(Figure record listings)
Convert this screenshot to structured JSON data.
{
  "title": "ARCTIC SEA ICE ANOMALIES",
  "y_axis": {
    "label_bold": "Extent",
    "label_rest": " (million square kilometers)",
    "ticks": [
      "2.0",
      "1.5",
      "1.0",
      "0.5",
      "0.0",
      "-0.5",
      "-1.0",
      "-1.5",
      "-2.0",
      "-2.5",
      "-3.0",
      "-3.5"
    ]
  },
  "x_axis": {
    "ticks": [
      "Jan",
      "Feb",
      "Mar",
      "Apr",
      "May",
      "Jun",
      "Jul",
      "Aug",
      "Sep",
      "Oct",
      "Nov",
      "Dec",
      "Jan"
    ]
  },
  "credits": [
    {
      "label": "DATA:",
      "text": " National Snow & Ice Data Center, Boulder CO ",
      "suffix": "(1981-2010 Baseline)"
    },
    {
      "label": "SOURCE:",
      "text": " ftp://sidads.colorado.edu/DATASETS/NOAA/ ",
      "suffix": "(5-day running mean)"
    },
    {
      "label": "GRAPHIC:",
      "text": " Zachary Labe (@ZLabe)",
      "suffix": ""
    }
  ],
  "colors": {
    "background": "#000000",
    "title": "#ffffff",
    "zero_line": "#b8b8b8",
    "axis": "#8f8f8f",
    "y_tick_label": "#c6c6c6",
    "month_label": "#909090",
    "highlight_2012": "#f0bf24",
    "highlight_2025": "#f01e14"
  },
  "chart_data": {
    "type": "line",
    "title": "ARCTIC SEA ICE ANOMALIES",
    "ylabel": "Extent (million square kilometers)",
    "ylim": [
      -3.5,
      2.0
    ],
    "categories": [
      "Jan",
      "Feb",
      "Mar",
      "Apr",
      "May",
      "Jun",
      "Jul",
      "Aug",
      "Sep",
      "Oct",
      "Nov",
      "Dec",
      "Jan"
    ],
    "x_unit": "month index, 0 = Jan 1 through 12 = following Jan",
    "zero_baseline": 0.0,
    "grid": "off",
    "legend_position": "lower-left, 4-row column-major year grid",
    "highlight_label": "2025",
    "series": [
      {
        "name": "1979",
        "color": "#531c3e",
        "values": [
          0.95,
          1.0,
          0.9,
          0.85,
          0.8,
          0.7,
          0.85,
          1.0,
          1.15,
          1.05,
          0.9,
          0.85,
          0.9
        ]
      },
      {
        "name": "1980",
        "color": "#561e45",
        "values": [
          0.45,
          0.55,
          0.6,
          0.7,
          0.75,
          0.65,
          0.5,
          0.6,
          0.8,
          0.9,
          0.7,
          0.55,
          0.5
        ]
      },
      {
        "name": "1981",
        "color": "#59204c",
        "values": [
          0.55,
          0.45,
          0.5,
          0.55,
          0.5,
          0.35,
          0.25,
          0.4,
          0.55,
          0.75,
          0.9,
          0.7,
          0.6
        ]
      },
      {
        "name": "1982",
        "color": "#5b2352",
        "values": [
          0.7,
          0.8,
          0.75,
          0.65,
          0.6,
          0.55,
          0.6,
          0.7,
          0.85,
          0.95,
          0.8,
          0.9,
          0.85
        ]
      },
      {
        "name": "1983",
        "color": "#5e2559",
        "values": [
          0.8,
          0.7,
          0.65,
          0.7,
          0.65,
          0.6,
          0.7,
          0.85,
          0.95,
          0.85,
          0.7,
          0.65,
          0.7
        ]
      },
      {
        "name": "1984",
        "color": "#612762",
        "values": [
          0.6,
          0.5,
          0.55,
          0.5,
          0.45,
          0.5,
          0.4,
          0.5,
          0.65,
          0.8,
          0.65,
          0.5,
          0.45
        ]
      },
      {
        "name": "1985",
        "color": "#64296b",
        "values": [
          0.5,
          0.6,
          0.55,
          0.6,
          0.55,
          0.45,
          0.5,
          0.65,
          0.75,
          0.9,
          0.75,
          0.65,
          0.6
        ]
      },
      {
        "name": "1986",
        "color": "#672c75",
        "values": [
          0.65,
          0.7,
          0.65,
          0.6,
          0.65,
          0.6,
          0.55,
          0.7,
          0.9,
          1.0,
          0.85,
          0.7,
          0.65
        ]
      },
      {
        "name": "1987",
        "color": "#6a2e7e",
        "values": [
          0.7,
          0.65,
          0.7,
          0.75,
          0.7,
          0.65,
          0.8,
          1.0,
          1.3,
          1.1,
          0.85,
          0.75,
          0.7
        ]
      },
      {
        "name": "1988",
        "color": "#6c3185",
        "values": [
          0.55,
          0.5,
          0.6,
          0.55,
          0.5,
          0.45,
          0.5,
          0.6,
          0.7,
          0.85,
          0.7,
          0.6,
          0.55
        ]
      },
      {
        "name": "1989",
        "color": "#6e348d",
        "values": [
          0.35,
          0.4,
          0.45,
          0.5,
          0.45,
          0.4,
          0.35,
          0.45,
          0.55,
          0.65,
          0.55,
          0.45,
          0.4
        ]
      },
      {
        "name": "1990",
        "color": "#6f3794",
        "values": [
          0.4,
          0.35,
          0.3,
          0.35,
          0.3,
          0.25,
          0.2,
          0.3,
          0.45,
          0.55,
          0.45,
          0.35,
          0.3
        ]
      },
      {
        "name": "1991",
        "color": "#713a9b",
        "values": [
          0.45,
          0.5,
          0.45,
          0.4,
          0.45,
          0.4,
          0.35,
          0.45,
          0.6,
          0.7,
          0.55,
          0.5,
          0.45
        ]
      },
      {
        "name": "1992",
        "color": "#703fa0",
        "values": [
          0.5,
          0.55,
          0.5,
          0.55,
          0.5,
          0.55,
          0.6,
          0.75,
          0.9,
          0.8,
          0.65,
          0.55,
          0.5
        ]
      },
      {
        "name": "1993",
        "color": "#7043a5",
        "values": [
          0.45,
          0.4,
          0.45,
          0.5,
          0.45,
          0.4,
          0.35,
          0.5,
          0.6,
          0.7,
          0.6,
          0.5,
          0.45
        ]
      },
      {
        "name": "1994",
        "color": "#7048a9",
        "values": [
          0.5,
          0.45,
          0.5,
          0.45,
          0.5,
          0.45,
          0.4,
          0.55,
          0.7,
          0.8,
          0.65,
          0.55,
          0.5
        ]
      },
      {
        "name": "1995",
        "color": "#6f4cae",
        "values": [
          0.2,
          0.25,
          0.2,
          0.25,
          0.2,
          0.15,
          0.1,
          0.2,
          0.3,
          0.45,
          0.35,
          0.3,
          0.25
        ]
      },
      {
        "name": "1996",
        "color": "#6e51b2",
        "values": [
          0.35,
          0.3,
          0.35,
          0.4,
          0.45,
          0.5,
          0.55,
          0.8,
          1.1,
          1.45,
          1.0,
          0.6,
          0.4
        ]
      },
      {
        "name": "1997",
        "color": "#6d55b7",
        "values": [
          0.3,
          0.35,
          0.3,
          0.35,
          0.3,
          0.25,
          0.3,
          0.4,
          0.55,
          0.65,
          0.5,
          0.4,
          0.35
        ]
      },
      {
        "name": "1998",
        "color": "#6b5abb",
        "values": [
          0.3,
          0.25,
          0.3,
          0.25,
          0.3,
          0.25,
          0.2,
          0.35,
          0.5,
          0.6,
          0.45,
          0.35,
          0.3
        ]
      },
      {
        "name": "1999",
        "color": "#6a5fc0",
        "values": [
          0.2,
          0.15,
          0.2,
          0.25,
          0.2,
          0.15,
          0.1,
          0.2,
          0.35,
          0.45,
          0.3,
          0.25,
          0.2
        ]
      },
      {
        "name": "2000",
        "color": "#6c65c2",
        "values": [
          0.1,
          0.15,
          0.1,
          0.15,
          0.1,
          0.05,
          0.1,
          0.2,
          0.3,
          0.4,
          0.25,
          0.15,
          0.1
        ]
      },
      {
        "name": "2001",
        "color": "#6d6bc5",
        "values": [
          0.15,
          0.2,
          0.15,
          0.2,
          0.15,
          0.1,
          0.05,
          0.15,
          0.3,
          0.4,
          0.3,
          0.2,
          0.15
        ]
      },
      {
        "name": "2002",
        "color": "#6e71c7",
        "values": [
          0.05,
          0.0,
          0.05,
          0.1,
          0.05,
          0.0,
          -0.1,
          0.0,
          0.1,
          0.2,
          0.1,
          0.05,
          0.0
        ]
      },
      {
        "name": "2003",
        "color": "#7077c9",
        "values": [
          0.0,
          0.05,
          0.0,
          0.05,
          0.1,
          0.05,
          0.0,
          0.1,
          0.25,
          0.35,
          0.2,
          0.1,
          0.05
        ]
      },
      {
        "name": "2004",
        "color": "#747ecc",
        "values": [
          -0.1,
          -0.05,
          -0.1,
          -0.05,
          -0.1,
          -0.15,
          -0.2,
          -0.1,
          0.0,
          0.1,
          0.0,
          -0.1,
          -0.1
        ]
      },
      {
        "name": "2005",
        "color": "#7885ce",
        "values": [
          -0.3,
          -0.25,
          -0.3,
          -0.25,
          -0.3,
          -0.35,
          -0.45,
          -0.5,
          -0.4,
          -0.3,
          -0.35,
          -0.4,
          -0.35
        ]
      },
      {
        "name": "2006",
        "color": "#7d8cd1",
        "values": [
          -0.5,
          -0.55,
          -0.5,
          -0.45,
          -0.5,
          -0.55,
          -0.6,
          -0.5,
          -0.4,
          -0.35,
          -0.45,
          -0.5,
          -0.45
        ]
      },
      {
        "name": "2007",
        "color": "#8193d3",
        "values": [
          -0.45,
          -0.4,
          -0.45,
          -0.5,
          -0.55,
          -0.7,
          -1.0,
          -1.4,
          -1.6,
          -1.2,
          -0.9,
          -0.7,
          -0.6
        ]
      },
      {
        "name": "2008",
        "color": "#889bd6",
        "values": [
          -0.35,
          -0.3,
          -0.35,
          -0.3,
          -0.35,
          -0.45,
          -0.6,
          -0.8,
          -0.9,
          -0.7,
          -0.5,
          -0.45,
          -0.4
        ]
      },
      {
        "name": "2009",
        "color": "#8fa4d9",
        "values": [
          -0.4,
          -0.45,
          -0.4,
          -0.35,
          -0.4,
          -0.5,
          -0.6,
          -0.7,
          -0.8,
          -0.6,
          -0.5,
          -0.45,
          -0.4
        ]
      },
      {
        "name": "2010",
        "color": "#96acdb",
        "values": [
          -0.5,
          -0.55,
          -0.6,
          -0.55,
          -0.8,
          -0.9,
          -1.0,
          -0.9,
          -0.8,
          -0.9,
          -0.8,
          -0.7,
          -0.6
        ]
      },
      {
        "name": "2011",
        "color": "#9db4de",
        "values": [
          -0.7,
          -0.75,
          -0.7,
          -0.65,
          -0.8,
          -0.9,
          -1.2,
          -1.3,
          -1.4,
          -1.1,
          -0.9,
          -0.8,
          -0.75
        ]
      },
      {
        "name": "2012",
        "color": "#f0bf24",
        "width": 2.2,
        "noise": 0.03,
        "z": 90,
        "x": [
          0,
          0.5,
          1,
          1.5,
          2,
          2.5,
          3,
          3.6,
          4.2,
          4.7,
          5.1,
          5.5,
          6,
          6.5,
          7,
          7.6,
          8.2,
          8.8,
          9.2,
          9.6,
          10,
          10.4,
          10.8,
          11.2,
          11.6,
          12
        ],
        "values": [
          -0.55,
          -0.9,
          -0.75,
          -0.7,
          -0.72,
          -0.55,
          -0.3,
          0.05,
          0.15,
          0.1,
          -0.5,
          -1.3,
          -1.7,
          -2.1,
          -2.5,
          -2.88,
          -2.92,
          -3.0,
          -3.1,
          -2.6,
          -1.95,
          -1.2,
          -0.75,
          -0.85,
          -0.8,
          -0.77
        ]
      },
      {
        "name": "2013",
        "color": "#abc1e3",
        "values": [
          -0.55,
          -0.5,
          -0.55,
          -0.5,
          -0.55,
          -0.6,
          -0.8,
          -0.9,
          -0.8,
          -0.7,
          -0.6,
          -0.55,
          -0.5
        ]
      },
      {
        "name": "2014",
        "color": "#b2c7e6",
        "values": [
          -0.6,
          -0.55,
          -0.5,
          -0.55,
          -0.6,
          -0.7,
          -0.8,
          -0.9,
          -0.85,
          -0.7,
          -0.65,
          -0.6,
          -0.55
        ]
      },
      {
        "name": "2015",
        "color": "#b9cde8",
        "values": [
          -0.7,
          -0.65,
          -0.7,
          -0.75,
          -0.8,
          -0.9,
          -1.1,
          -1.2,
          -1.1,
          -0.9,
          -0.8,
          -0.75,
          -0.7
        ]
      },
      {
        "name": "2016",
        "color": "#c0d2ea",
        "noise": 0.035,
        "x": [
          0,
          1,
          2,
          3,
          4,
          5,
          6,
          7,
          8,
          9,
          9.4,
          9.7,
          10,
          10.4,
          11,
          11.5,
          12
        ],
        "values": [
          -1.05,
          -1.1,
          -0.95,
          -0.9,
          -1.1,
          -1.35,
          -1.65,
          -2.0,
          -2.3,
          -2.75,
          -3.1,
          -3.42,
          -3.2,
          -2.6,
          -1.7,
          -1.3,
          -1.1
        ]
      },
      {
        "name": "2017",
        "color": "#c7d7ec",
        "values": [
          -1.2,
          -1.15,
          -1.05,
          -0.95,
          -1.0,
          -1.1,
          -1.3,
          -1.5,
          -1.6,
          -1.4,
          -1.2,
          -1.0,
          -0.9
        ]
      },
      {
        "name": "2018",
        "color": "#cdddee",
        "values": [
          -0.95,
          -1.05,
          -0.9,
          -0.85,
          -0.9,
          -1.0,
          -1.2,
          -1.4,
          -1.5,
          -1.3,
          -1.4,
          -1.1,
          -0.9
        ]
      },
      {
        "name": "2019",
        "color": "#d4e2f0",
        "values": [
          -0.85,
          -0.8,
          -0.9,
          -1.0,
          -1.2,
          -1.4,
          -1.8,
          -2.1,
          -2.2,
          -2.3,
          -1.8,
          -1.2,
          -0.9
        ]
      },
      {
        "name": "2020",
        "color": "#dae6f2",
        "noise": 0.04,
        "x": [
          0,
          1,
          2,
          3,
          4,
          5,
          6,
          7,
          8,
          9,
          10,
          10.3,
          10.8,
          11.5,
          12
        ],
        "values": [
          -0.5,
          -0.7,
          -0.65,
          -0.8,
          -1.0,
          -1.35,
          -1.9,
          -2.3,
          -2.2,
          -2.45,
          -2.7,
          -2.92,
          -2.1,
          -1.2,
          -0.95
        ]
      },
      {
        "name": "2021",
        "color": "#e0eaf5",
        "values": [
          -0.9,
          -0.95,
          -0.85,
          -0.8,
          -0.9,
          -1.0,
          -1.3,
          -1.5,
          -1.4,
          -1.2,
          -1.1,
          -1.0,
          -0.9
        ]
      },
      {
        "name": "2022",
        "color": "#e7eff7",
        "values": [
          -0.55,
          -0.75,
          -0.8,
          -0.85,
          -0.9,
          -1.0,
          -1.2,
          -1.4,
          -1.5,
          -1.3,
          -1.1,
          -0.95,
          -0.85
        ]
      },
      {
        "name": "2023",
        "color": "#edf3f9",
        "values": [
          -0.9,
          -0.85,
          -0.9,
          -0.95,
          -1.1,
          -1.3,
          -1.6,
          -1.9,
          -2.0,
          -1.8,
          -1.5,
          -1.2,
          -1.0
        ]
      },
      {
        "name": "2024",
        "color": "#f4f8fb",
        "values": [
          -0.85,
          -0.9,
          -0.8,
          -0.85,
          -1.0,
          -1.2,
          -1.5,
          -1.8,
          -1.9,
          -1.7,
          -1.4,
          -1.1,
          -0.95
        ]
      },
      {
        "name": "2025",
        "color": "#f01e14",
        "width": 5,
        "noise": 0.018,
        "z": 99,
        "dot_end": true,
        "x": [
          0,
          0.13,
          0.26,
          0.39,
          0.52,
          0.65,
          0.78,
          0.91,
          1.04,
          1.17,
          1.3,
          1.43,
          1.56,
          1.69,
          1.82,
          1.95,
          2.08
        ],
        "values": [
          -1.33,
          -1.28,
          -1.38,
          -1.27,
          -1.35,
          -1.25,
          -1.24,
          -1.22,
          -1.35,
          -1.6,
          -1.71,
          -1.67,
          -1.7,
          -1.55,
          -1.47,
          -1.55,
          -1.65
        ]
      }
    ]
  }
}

### Goal
Copy and report every line where the word "kilometers" is present.

### Full answer
    "label_rest": " (million square kilometers)",
    "ylabel": "Extent (million square kilometers)",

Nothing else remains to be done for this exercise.